BEGIN

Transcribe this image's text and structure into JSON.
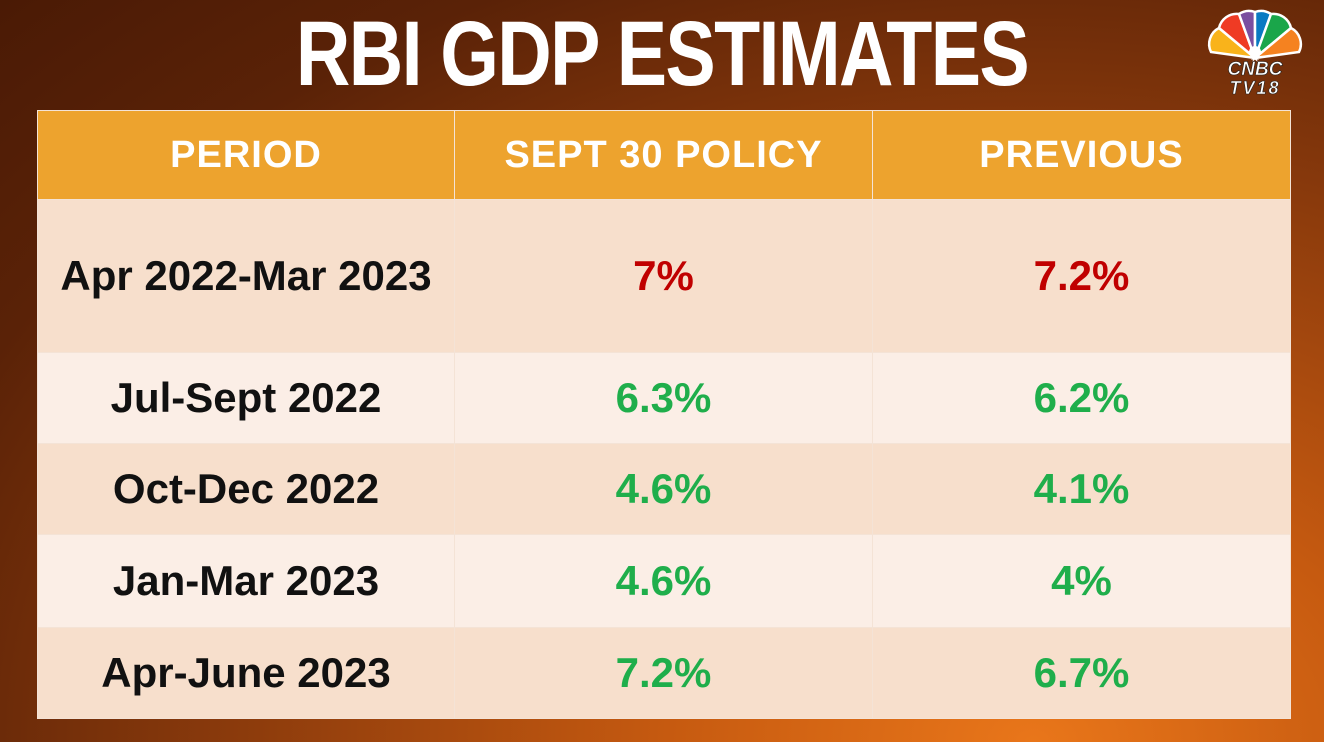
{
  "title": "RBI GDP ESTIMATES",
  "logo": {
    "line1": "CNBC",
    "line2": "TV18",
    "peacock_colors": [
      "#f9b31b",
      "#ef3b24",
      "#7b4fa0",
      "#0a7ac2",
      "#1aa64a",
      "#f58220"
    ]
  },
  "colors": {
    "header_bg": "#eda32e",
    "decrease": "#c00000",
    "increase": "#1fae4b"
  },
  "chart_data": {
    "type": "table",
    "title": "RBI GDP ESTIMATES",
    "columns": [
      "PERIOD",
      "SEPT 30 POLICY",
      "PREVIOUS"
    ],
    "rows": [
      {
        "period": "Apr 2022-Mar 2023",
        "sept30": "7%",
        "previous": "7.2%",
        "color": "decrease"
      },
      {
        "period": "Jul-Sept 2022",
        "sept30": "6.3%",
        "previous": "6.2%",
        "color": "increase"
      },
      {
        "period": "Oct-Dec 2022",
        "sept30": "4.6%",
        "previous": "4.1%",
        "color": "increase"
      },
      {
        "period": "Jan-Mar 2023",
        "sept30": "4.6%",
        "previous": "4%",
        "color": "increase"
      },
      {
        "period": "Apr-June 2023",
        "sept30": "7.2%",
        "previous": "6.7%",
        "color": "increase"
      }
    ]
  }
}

END

Look through the records and gather every line containing "title".

Exercise response —
  "title": "RBI GDP ESTIMATES",
    "title": "RBI GDP ESTIMATES",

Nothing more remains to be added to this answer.